[Start of LISTED RECORDS]
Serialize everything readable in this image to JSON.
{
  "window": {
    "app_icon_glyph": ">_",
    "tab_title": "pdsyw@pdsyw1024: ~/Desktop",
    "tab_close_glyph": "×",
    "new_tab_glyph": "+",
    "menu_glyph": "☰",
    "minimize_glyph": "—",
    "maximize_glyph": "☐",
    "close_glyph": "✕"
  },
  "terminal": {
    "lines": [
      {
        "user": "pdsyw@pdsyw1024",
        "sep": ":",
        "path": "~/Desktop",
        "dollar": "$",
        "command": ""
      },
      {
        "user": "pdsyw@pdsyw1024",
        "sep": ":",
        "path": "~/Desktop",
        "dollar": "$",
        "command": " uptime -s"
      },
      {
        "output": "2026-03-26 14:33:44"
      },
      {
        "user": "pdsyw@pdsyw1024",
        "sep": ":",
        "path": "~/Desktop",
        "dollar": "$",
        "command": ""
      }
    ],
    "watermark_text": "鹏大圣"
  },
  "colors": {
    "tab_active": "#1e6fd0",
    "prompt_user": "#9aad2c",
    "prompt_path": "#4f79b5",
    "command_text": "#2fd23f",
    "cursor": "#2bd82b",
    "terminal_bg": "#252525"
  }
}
[End of LISTED RECORDS]
WHAT YOU ARE ASKED TO DO:
Write out every entry above, word for word.

FINAL RESULT:
Serialize everything readable in this image to JSON.
{
  "window": {
    "app_icon_glyph": ">_",
    "tab_title": "pdsyw@pdsyw1024: ~/Desktop",
    "tab_close_glyph": "×",
    "new_tab_glyph": "+",
    "menu_glyph": "☰",
    "minimize_glyph": "—",
    "maximize_glyph": "☐",
    "close_glyph": "✕"
  },
  "terminal": {
    "lines": [
      {
        "user": "pdsyw@pdsyw1024",
        "sep": ":",
        "path": "~/Desktop",
        "dollar": "$",
        "command": ""
      },
      {
        "user": "pdsyw@pdsyw1024",
        "sep": ":",
        "path": "~/Desktop",
        "dollar": "$",
        "command": " uptime -s"
      },
      {
        "output": "2026-03-26 14:33:44"
      },
      {
        "user": "pdsyw@pdsyw1024",
        "sep": ":",
        "path": "~/Desktop",
        "dollar": "$",
        "command": ""
      }
    ],
    "watermark_text": "鹏大圣"
  },
  "colors": {
    "tab_active": "#1e6fd0",
    "prompt_user": "#9aad2c",
    "prompt_path": "#4f79b5",
    "command_text": "#2fd23f",
    "cursor": "#2bd82b",
    "terminal_bg": "#252525"
  }
}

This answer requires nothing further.